GIVEN TASK:
Copy each line of the entries beneath that contains the word "Outline".

RAW RECORDS:
_ _ _ _ _
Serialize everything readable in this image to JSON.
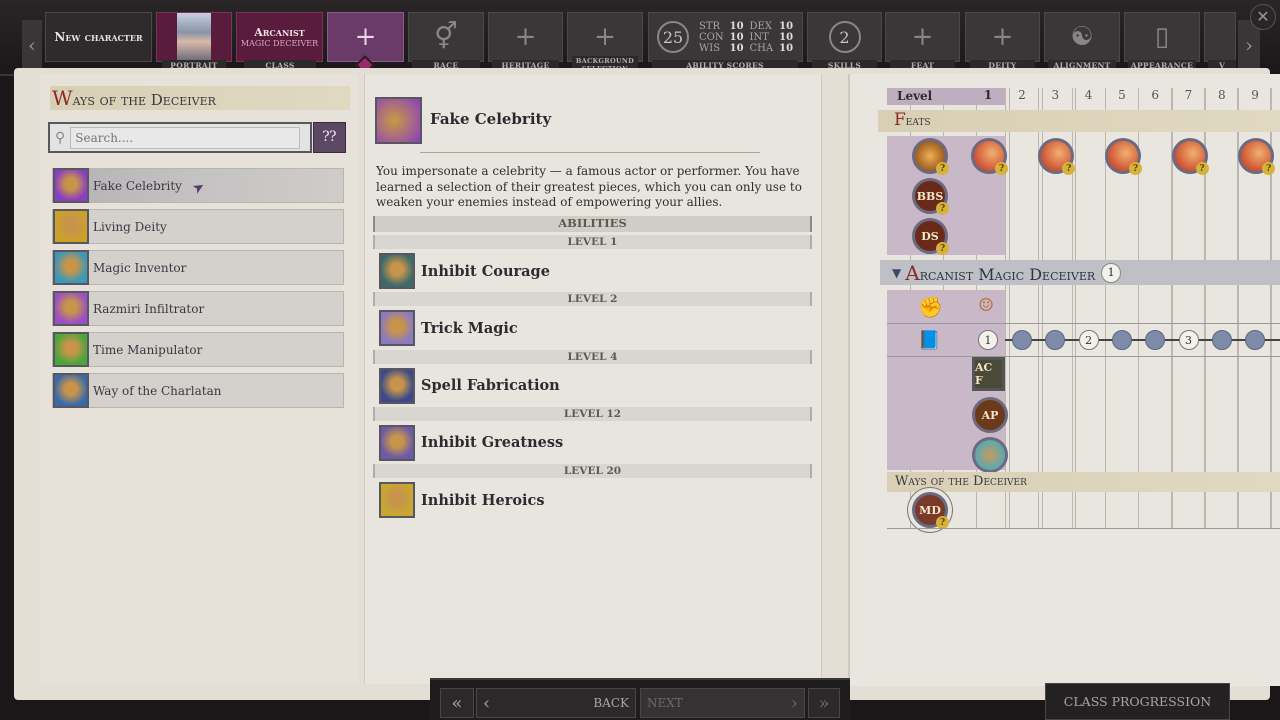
{
  "topbar": {
    "new_character": "New character",
    "tabs": [
      {
        "label": "PORTRAIT",
        "state": "done"
      },
      {
        "label": "CLASS",
        "title": "Arcanist",
        "subtitle": "MAGIC DECEIVER",
        "state": "done"
      },
      {
        "label": "",
        "state": "current",
        "icon": "plus-icon"
      },
      {
        "label": "RACE",
        "icon": "gender-icon"
      },
      {
        "label": "HERITAGE",
        "icon": "plus-icon"
      },
      {
        "label": "BACKGROUND SELECTION",
        "icon": "plus-icon"
      },
      {
        "label": "ABILITY SCORES",
        "points": "25"
      },
      {
        "label": "SKILLS",
        "points": "2"
      },
      {
        "label": "FEAT",
        "icon": "plus-icon"
      },
      {
        "label": "DEITY",
        "icon": "plus-icon"
      },
      {
        "label": "ALIGNMENT",
        "icon": "alignment-icon"
      },
      {
        "label": "APPEARANCE",
        "icon": "mirror-icon"
      },
      {
        "label": "V"
      }
    ],
    "stats": [
      [
        "STR",
        "10"
      ],
      [
        "DEX",
        "10"
      ],
      [
        "CON",
        "10"
      ],
      [
        "INT",
        "10"
      ],
      [
        "WIS",
        "10"
      ],
      [
        "CHA",
        "10"
      ]
    ]
  },
  "left": {
    "header_cap": "W",
    "header_rest": "ays of the Deceiver",
    "search_placeholder": "Search....",
    "items": [
      {
        "label": "Fake Celebrity",
        "color": "#8a3fc0",
        "selected": true
      },
      {
        "label": "Living Deity",
        "color": "#c9a22a"
      },
      {
        "label": "Magic Inventor",
        "color": "#3a98b8"
      },
      {
        "label": "Razmiri Infiltrator",
        "color": "#9b4fc4"
      },
      {
        "label": "Time Manipulator",
        "color": "#4aa63a"
      },
      {
        "label": "Way of the Charlatan",
        "color": "#3a6aa8"
      }
    ]
  },
  "detail": {
    "title": "Fake Celebrity",
    "description": "You impersonate a celebrity — a famous actor or performer. You have learned a selection of their greatest pieces, which you can only use to weaken your enemies instead of empowering your allies.",
    "abilities_label": "ABILITIES",
    "abilities": [
      {
        "level": "LEVEL 1",
        "name": "Inhibit Courage",
        "color": "#3a6a6a"
      },
      {
        "level": "LEVEL 2",
        "name": "Trick Magic",
        "color": "#8a7ac0"
      },
      {
        "level": "LEVEL 4",
        "name": "Spell Fabrication",
        "color": "#3a4a8a"
      },
      {
        "level": "LEVEL 12",
        "name": "Inhibit Greatness",
        "color": "#6a5aa8"
      },
      {
        "level": "LEVEL 20",
        "name": "Inhibit Heroics",
        "color": "#c8a830"
      }
    ]
  },
  "progression": {
    "level_label": "Level",
    "levels": [
      "1",
      "2",
      "3",
      "4",
      "5",
      "6",
      "7",
      "8",
      "9"
    ],
    "feats_cap": "F",
    "feats_rest": "eats",
    "feat_icons": [
      "BBS",
      "DS"
    ],
    "feat_levels": [
      1,
      3,
      5,
      7,
      9
    ],
    "class_cap": "A",
    "class_rest": "rcanist Magic Deceiver",
    "class_level": "1",
    "spell_nodes": [
      "1",
      "",
      "",
      "2",
      "",
      "",
      "3",
      "",
      ""
    ],
    "class_features": [
      "AC F",
      "AP"
    ],
    "ways_label": "Ways of the Deceiver",
    "ways_icon": "MD"
  },
  "bottom": {
    "back": "BACK",
    "next": "NEXT",
    "class_progression": "CLASS PROGRESSION"
  }
}
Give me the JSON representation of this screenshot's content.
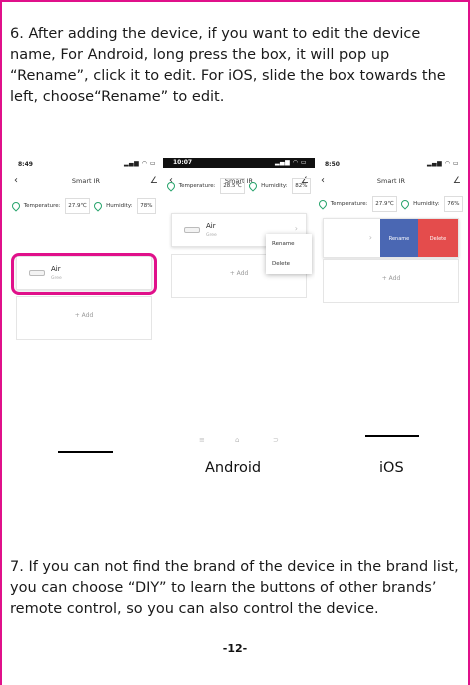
{
  "paragraphs": {
    "step6": "6. After adding the device, if you want to edit the device name, For Android, long press the box, it will pop up “Rename”, click it to edit. For iOS, slide the box towards the left, choose“Rename” to edit.",
    "step7": "7.  If you can not find the brand of the device in the brand list, you can choose “DIY” to learn the buttons of other brands’ remote control,  so you can also control the device."
  },
  "phones": {
    "ios_left": {
      "time": "8:49",
      "title": "Smart IR",
      "temperature_label": "Temperature:",
      "temperature_value": "27.9℃",
      "humidity_label": "Humidity:",
      "humidity_value": "78%",
      "device_name": "Air",
      "device_sub": "Gree",
      "add_label": "+ Add"
    },
    "android": {
      "time": "10:07",
      "title": "Smart IR",
      "temperature_label": "Temperature:",
      "temperature_value": "28.5℃",
      "humidity_label": "Humidity:",
      "humidity_value": "82%",
      "device_name": "Air",
      "device_sub": "Gree",
      "menu_rename": "Rename",
      "menu_delete": "Delete",
      "add_label": "+ Add"
    },
    "ios_right": {
      "time": "8:50",
      "title": "Smart IR",
      "temperature_label": "Temperature:",
      "temperature_value": "27.9℃",
      "humidity_label": "Humidity:",
      "humidity_value": "76%",
      "swipe_rename": "Rename",
      "swipe_delete": "Delete",
      "add_label": "+ Add"
    }
  },
  "captions": {
    "android": "Android",
    "ios": "iOS"
  },
  "page_number": "-12-",
  "colors": {
    "frame": "#e0108a",
    "rename_action": "#4a67b3",
    "delete_action": "#e44c4c",
    "humidity_icon": "#26a36b"
  }
}
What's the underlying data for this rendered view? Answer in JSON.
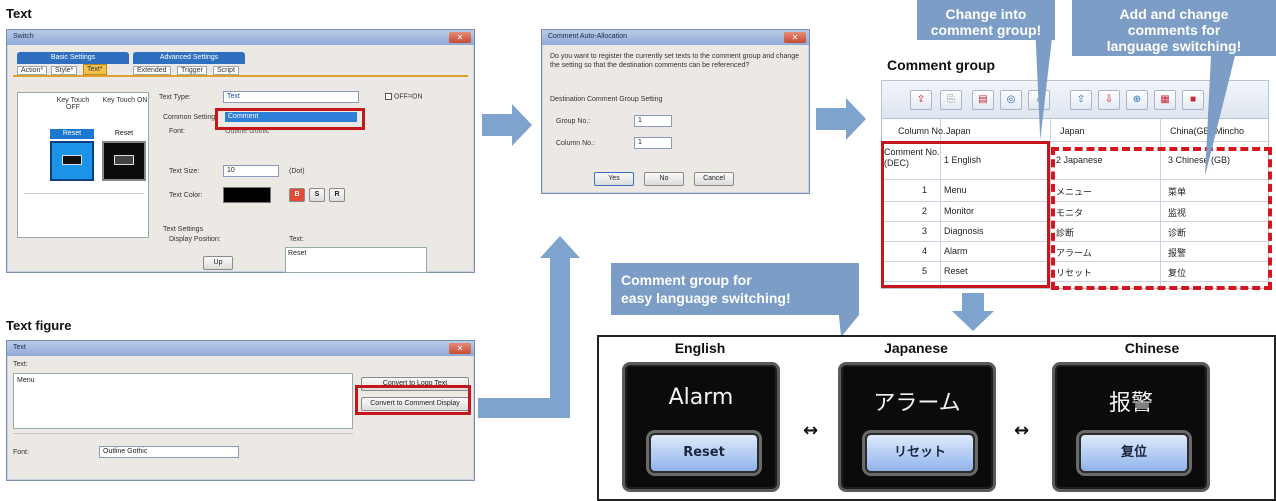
{
  "sections": {
    "text_title": "Text",
    "text_figure_title": "Text figure",
    "comment_group_title": "Comment group"
  },
  "callouts": {
    "change_into": "Change into\ncomment group!",
    "add_change": "Add and change\ncomments for\nlanguage switching!",
    "easy_switch": "Comment group for\neasy language switching!"
  },
  "switch_dialog": {
    "title": "Switch",
    "group_basic": "Basic Settings",
    "group_advanced": "Advanced Settings",
    "tabs": [
      "Action*",
      "Style*",
      "Text*",
      "Extended",
      "Trigger",
      "Script"
    ],
    "col_off": "Key Touch OFF",
    "col_on": "Key Touch ON",
    "preview_off": "Reset",
    "preview_on": "Reset",
    "text_type_label": "Text Type:",
    "text_type_value": "Text",
    "checkbox_label": "OFF=ON",
    "common_setting_label": "Common Setting",
    "dropdown_option": "Comment",
    "font_label": "Font:",
    "font_value": "Outline Gothic",
    "text_size_label": "Text Size:",
    "text_size_value": "10",
    "text_size_unit": "(Dot)",
    "text_color_label": "Text Color:",
    "style_b": "B",
    "style_s": "S",
    "style_r": "R",
    "text_settings_label": "Text Settings",
    "display_position_label": "Display Position:",
    "text_label": "Text:",
    "text_value": "Reset",
    "up_button": "Up"
  },
  "confirm_dialog": {
    "title": "Comment Auto-Allocation",
    "message": "Do you want to register the currently set texts to the comment group and change the setting so that the destination comments can be referenced?",
    "dest_label": "Destination Comment Group Setting",
    "group_no_label": "Group No.:",
    "group_no_value": "1",
    "column_no_label": "Column No.:",
    "column_no_value": "1",
    "yes": "Yes",
    "no": "No",
    "cancel": "Cancel"
  },
  "text_figure_dialog": {
    "title": "Text",
    "text_label": "Text:",
    "text_value": "Menu",
    "convert_logo": "Convert to Logo Text",
    "convert_comment": "Convert to Comment Display",
    "font_label": "Font:",
    "font_value": "Outline Gothic"
  },
  "comment_sheet": {
    "headers": [
      "Column No.",
      "Japan",
      "Japan",
      "China(GB) Mincho"
    ],
    "comment_no_label": "Comment No.\n(DEC)",
    "column_titles": [
      "1 English",
      "2 Japanese",
      "3 Chinese (GB)"
    ],
    "rows": [
      {
        "no": "1",
        "en": "Menu",
        "ja": "メニュー",
        "zh": "菜单"
      },
      {
        "no": "2",
        "en": "Monitor",
        "ja": "モニタ",
        "zh": "监视"
      },
      {
        "no": "3",
        "en": "Diagnosis",
        "ja": "診断",
        "zh": "诊断"
      },
      {
        "no": "4",
        "en": "Alarm",
        "ja": "アラーム",
        "zh": "报警"
      },
      {
        "no": "5",
        "en": "Reset",
        "ja": "リセット",
        "zh": "复位"
      }
    ]
  },
  "panels": [
    {
      "label": "English",
      "word": "Alarm",
      "button": "Reset"
    },
    {
      "label": "Japanese",
      "word": "アラーム",
      "button": "リセット"
    },
    {
      "label": "Chinese",
      "word": "报警",
      "button": "复位"
    }
  ],
  "switch_arrow": "↔"
}
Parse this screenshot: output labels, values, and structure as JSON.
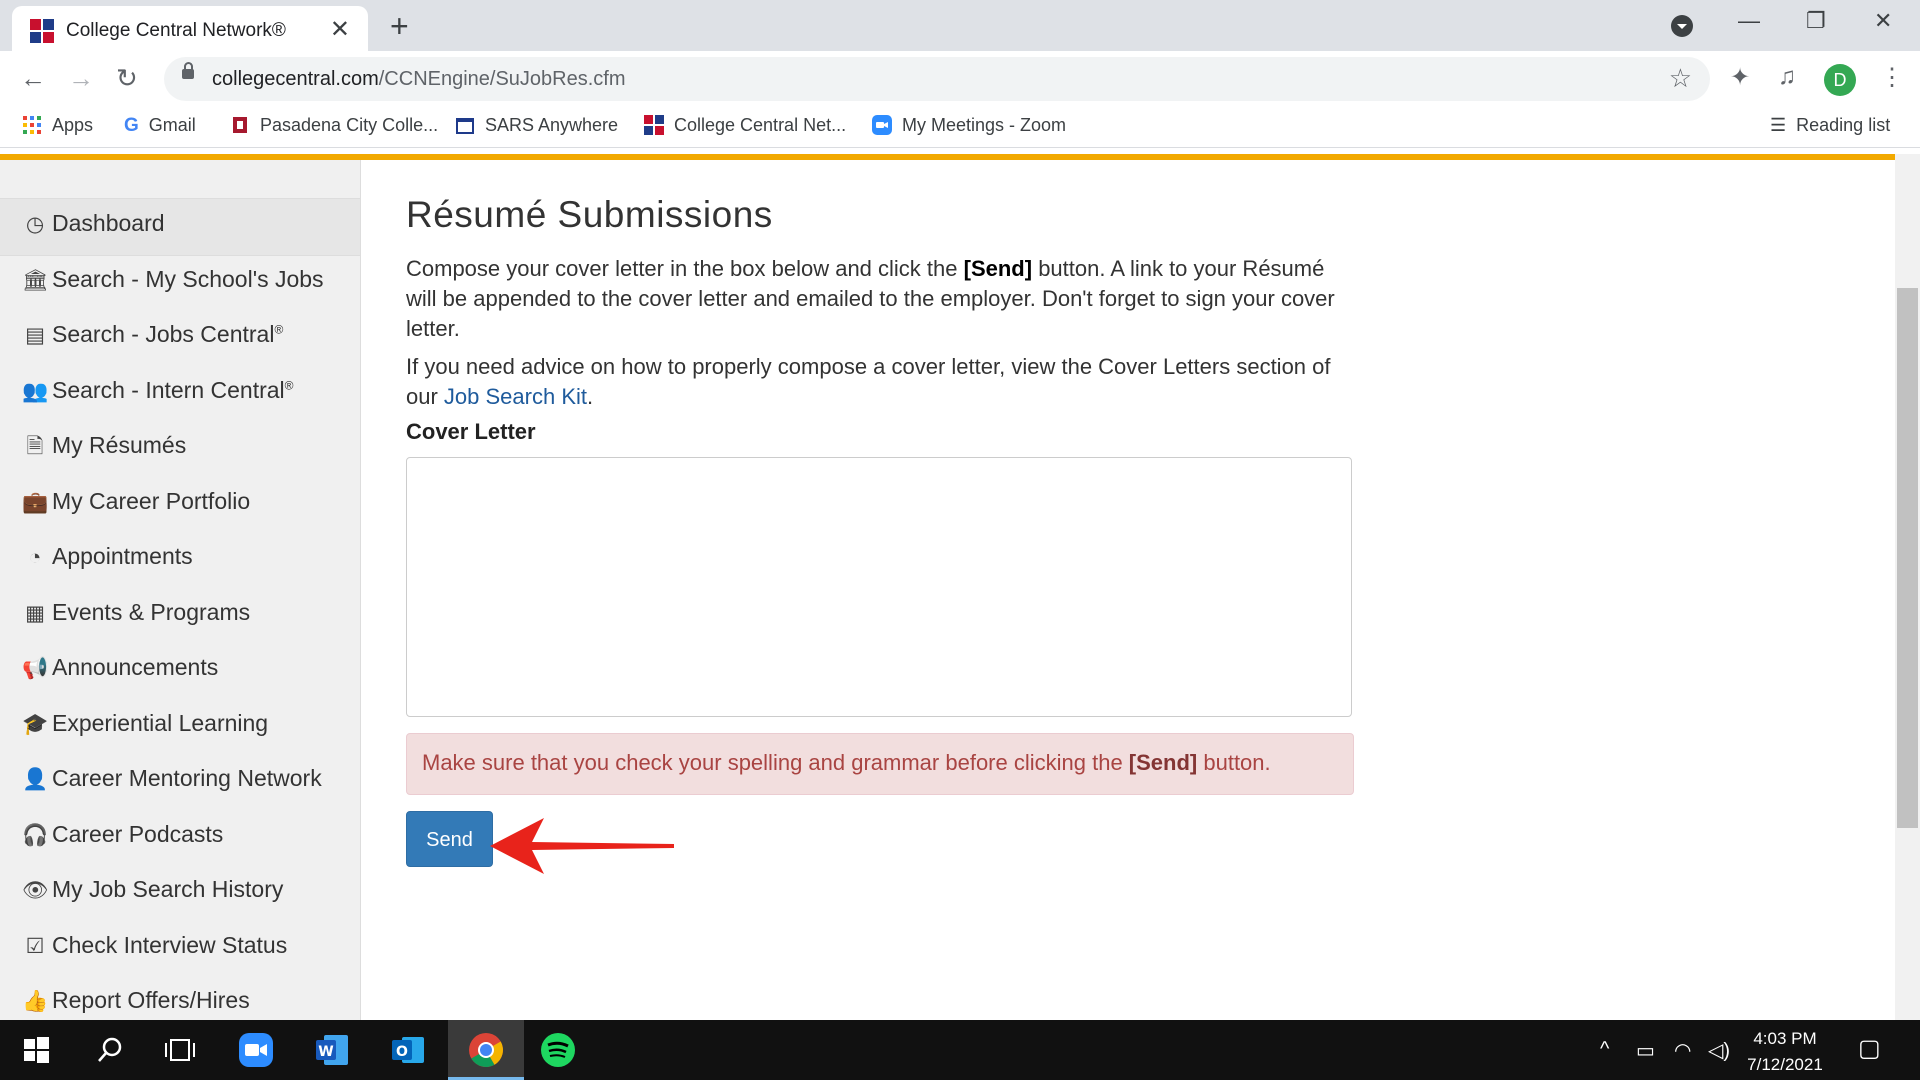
_ _ _ _ _
THE ANSWER:
    "font_value": "Outline Gothic",
    "font_value": "Outline Gothic"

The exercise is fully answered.